Transcribe all the entries word for word, omitting any pictures they contain.

-- start of SUPPLIED DATA --

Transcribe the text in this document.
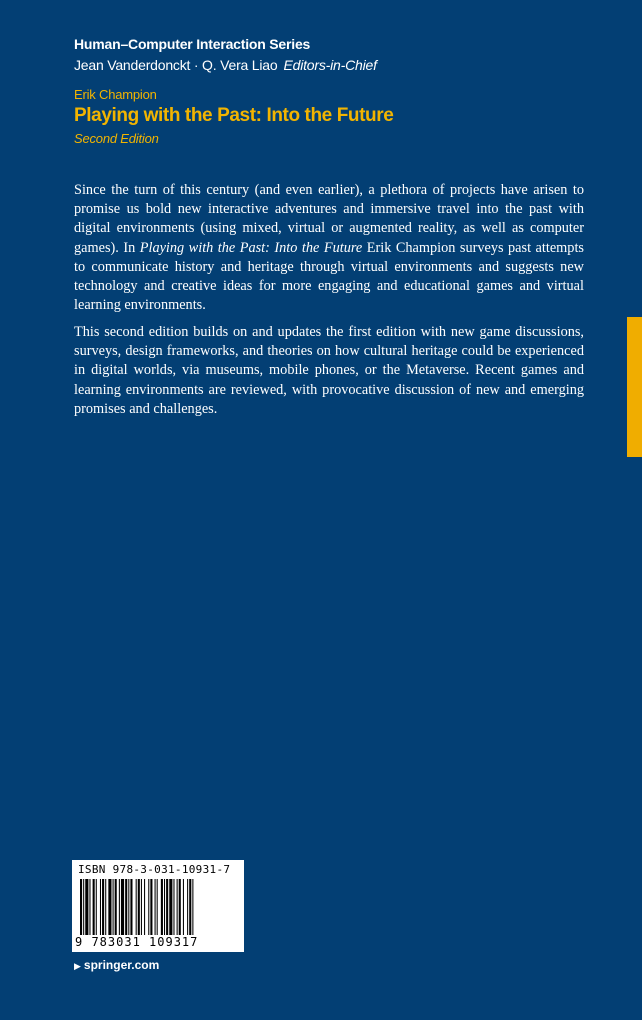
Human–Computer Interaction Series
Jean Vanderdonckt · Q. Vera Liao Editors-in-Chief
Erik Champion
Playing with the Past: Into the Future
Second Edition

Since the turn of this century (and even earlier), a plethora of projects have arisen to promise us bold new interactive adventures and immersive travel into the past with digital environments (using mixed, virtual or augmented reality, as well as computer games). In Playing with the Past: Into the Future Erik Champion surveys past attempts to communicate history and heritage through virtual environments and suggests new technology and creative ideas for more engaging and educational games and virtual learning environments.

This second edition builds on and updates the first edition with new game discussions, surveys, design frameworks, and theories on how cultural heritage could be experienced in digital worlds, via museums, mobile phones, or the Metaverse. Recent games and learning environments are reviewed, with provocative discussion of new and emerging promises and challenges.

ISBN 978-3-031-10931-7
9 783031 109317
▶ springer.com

-- end of SUPPLIED DATA --

## TASK ANSWER
Transcribe the text in this document.
Human–Computer Interaction Series
Jean Vanderdonckt · Q. Vera Liao Editors-in-Chief
Erik Champion
Playing with the Past: Into the Future
Second Edition

Since the turn of this century (and even earlier), a plethora of projects have arisen to promise us bold new interactive adventures and immersive travel into the past with digital environments (using mixed, virtual or augmented reality, as well as computer games). In Playing with the Past: Into the Future Erik Champion surveys past attempts to communicate history and heritage through virtual environments and suggests new technology and creative ideas for more engaging and educational games and virtual learning environments.

This second edition builds on and updates the first edition with new game discussions, surveys, design frameworks, and theories on how cultural heritage could be experienced in digital worlds, via museums, mobile phones, or the Metaverse. Recent games and learning environments are reviewed, with provocative discussion of new and emerging promises and challenges.

ISBN 978-3-031-10931-7
9 783031 109317
▶ springer.com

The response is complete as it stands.